● **Source data**
####
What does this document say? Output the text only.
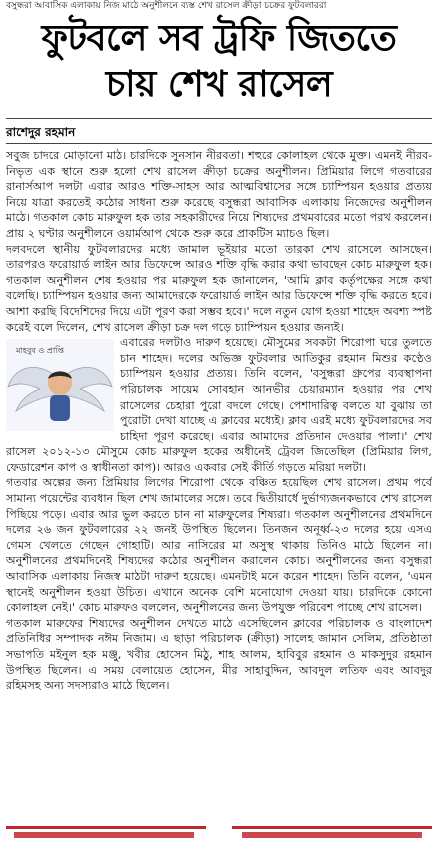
বসুন্ধরা আবাসিক এলাকায় নিজ মাঠে অনুশীলনে ব্যস্ত শেখ রাসেল ক্রীড়া চক্রের ফুটবলাররা
ফুটবলে সব ট্রফি জিততে
চায় শেখ রাসেল
রাশেদুর রহমান

সবুজ চাদরে মোড়ানো মাঠ। চারদিকে সুনসান নীরবতা। শহুরে কোলাহল থেকে মুক্ত। এমনই নীরব-নিভৃত এক স্থানে শুরু হলো শেখ রাসেল ক্রীড়া চক্রের অনুশীলন। প্রিমিয়ার লিগে গতবারের রানার্সআপ দলটা এবার আরও শক্তি-সাহস আর আত্মবিশ্বাসের সঙ্গে চ্যাম্পিয়ন হওয়ার প্রত্যয় নিয়ে যাত্রা করতেই কঠোর সাধনা শুরু করেছে বসুন্ধরা আবাসিক এলাকায় নিজেদের অনুশীলন মাঠে। গতকাল কোচ মারুফুল হক তার সহকারীদের নিয়ে শিষ্যদের প্রথমবারের মতো পরখ করলেন। প্রায় ২ ঘণ্টার অনুশীলনে ওয়ার্মআপ থেকে শুরু করে প্রাকটিস ম্যাচও ছিল।

দলবদলে স্থানীয় ফুটবলারদের মধ্যে জামাল ভূইয়ার মতো তারকা শেখ রাসেলে আসছেন। তারপরও ফরোয়ার্ড লাইন আর ডিফেন্সে আরও শক্তি বৃদ্ধি করার কথা ভাবছেন কোচ মারুফুল হক। গতকাল অনুশীলন শেষ হওয়ার পর মারুফুল হক জানালেন, 'আমি ক্লাব কর্তৃপক্ষের সঙ্গে কথা বলেছি। চ্যাম্পিয়ন হওয়ার জন্য আমাদেরকে ফরোয়ার্ড লাইন আর ডিফেন্সে শক্তি বৃদ্ধি করতে হবে। আশা করছি বিদেশিদের দিয়ে এটা পূরণ করা সম্ভব হবে।' দলে নতুন যোগ হওয়া শাহেদ অবশ্য স্পষ্ট করেই বলে দিলেন, শেখ রাসেল ক্রীড়া চক্র দল গড়ে চ্যাম্পিয়ন হওয়ার জন্যই।

মাহবুব ও প্রাপ্তি

এবারের দলটাও দারুণ হয়েছে। মৌসুমের সবকটা শিরোপা ঘরে তুলতে চান শাহেদ। দলের অভিজ্ঞ ফুটবলার আতিকুর রহমান মিশুর কণ্ঠেও চ্যাম্পিয়ন হওয়ার প্রত্যয়। তিনি বলেন, 'বসুন্ধরা গ্রুপের ব্যবস্থাপনা পরিচালক সায়েম সোবহান আনভীর চেয়ারম্যান হওয়ার পর শেখ রাসেলের চেহারা পুরো বদলে গেছে। পেশাদারিত্ব বলতে যা বুঝায় তা পুরোটা দেখা যাচ্ছে এ ক্লাবের মধ্যেই। ক্লাব এরই মধ্যে ফুটবলারদের সব চাহিদা পূরণ করেছে। এবার আমাদের প্রতিদান দেওয়ার পালা।' শেখ রাসেল ২০১২-১৩ মৌসুমে কোচ মারুফুল হকের অধীনেই ট্রেবল জিতেছিল (প্রিমিয়ার লিগ, ফেডারেশন কাপ ও স্বাধীনতা কাপ)। আরও একবার সেই কীর্তি গড়তে মরিয়া দলটা।

গতবার অল্পের জন্য প্রিমিয়ার লিগের শিরোপা থেকে বঞ্চিত হয়েছিল শেখ রাসেল। প্রথম পর্বে সামান্য পয়েন্টের ব্যবধান ছিল শেখ জামালের সঙ্গে। তবে দ্বিতীয়ার্ধে দুর্ভাগ্যজনকভাবে শেখ রাসেল পিছিয়ে পড়ে। এবার আর ভুল করতে চান না মারুফুলের শিষ্যরা। গতকাল অনুশীলনের প্রথমদিনে দলের ২৬ জন ফুটবলারের ২২ জনই উপস্থিত ছিলেন। তিনজন অনূর্ধ্ব-২৩ দলের হয়ে এসএ গেমস খেলতে গেছেন গোহাটি। আর নাসিরের মা অসুস্থ থাকায় তিনিও মাঠে ছিলেন না। অনুশীলনের প্রথমদিনেই শিষ্যদের কঠোর অনুশীলন করালেন কোচ। অনুশীলনের জন্য বসুন্ধরা আবাসিক এলাকায় নিজস্ব মাঠটা দারুণ হয়েছে। এমনটাই মনে করেন শাহেদ। তিনি বলেন, 'এমন স্থানেই অনুশীলন হওয়া উচিত। এখানে অনেক বেশি মনোযোগ দেওয়া যায়। চারদিকে কোনো কোলাহল নেই।' কোচ মারুফও বললেন, অনুশীলনের জন্য উপযুক্ত পরিবেশ পাচ্ছে শেখ রাসেল।

গতকাল মারুফের শিষ্যদের অনুশীলন দেখতে মাঠে এসেছিলেন ক্লাবের পরিচালক ও বাংলাদেশ প্রতিনিধির সম্পাদক নঈম নিজাম। এ ছাড়া পরিচালক (ক্রীড়া) সালেহ জামান সেলিম, প্রতিষ্ঠাতা সভাপতি মইনুল হক মঞ্জু, খবীর হোসেন মিঠু, শাহ আলম, হাবিবুর রহমান ও মাকসুদুর রহমান উপস্থিত ছিলেন। এ সময় বেলায়েত হোসেন, মীর সাহাবুদ্দিন, আবদুল লতিফ এবং আবদুর রহিমসহ অন্য সদস্যরাও মাঠে ছিলেন।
####
● **Work instructions**
The records above are to be restated exactly, without their pictures.

● **Solution for this task**
What does this document say? Output the text only.
বসুন্ধরা আবাসিক এলাকায় নিজ মাঠে অনুশীলনে ব্যস্ত শেখ রাসেল ক্রীড়া চক্রের ফুটবলাররা
ফুটবলে সব ট্রফি জিততে
চায় শেখ রাসেল
রাশেদুর রহমান

সবুজ চাদরে মোড়ানো মাঠ। চারদিকে সুনসান নীরবতা। শহুরে কোলাহল থেকে মুক্ত। এমনই নীরব-নিভৃত এক স্থানে শুরু হলো শেখ রাসেল ক্রীড়া চক্রের অনুশীলন। প্রিমিয়ার লিগে গতবারের রানার্সআপ দলটা এবার আরও শক্তি-সাহস আর আত্মবিশ্বাসের সঙ্গে চ্যাম্পিয়ন হওয়ার প্রত্যয় নিয়ে যাত্রা করতেই কঠোর সাধনা শুরু করেছে বসুন্ধরা আবাসিক এলাকায় নিজেদের অনুশীলন মাঠে। গতকাল কোচ মারুফুল হক তার সহকারীদের নিয়ে শিষ্যদের প্রথমবারের মতো পরখ করলেন। প্রায় ২ ঘণ্টার অনুশীলনে ওয়ার্মআপ থেকে শুরু করে প্রাকটিস ম্যাচও ছিল।

দলবদলে স্থানীয় ফুটবলারদের মধ্যে জামাল ভূইয়ার মতো তারকা শেখ রাসেলে আসছেন। তারপরও ফরোয়ার্ড লাইন আর ডিফেন্সে আরও শক্তি বৃদ্ধি করার কথা ভাবছেন কোচ মারুফুল হক। গতকাল অনুশীলন শেষ হওয়ার পর মারুফুল হক জানালেন, 'আমি ক্লাব কর্তৃপক্ষের সঙ্গে কথা বলেছি। চ্যাম্পিয়ন হওয়ার জন্য আমাদেরকে ফরোয়ার্ড লাইন আর ডিফেন্সে শক্তি বৃদ্ধি করতে হবে। আশা করছি বিদেশিদের দিয়ে এটা পূরণ করা সম্ভব হবে।' দলে নতুন যোগ হওয়া শাহেদ অবশ্য স্পষ্ট করেই বলে দিলেন, শেখ রাসেল ক্রীড়া চক্র দল গড়ে চ্যাম্পিয়ন হওয়ার জন্যই।

মাহবুব ও প্রাপ্তি

এবারের দলটাও দারুণ হয়েছে। মৌসুমের সবকটা শিরোপা ঘরে তুলতে চান শাহেদ। দলের অভিজ্ঞ ফুটবলার আতিকুর রহমান মিশুর কণ্ঠেও চ্যাম্পিয়ন হওয়ার প্রত্যয়। তিনি বলেন, 'বসুন্ধরা গ্রুপের ব্যবস্থাপনা পরিচালক সায়েম সোবহান আনভীর চেয়ারম্যান হওয়ার পর শেখ রাসেলের চেহারা পুরো বদলে গেছে। পেশাদারিত্ব বলতে যা বুঝায় তা পুরোটা দেখা যাচ্ছে এ ক্লাবের মধ্যেই। ক্লাব এরই মধ্যে ফুটবলারদের সব চাহিদা পূরণ করেছে। এবার আমাদের প্রতিদান দেওয়ার পালা।' শেখ রাসেল ২০১২-১৩ মৌসুমে কোচ মারুফুল হকের অধীনেই ট্রেবল জিতেছিল (প্রিমিয়ার লিগ, ফেডারেশন কাপ ও স্বাধীনতা কাপ)। আরও একবার সেই কীর্তি গড়তে মরিয়া দলটা।

গতবার অল্পের জন্য প্রিমিয়ার লিগের শিরোপা থেকে বঞ্চিত হয়েছিল শেখ রাসেল। প্রথম পর্বে সামান্য পয়েন্টের ব্যবধান ছিল শেখ জামালের সঙ্গে। তবে দ্বিতীয়ার্ধে দুর্ভাগ্যজনকভাবে শেখ রাসেল পিছিয়ে পড়ে। এবার আর ভুল করতে চান না মারুফুলের শিষ্যরা। গতকাল অনুশীলনের প্রথমদিনে দলের ২৬ জন ফুটবলারের ২২ জনই উপস্থিত ছিলেন। তিনজন অনূর্ধ্ব-২৩ দলের হয়ে এসএ গেমস খেলতে গেছেন গোহাটি। আর নাসিরের মা অসুস্থ থাকায় তিনিও মাঠে ছিলেন না। অনুশীলনের প্রথমদিনেই শিষ্যদের কঠোর অনুশীলন করালেন কোচ। অনুশীলনের জন্য বসুন্ধরা আবাসিক এলাকায় নিজস্ব মাঠটা দারুণ হয়েছে। এমনটাই মনে করেন শাহেদ। তিনি বলেন, 'এমন স্থানেই অনুশীলন হওয়া উচিত। এখানে অনেক বেশি মনোযোগ দেওয়া যায়। চারদিকে কোনো কোলাহল নেই।' কোচ মারুফও বললেন, অনুশীলনের জন্য উপযুক্ত পরিবেশ পাচ্ছে শেখ রাসেল।

গতকাল মারুফের শিষ্যদের অনুশীলন দেখতে মাঠে এসেছিলেন ক্লাবের পরিচালক ও বাংলাদেশ প্রতিনিধির সম্পাদক নঈম নিজাম। এ ছাড়া পরিচালক (ক্রীড়া) সালেহ জামান সেলিম, প্রতিষ্ঠাতা সভাপতি মইনুল হক মঞ্জু, খবীর হোসেন মিঠু, শাহ আলম, হাবিবুর রহমান ও মাকসুদুর রহমান উপস্থিত ছিলেন। এ সময় বেলায়েত হোসেন, মীর সাহাবুদ্দিন, আবদুল লতিফ এবং আবদুর রহিমসহ অন্য সদস্যরাও মাঠে ছিলেন।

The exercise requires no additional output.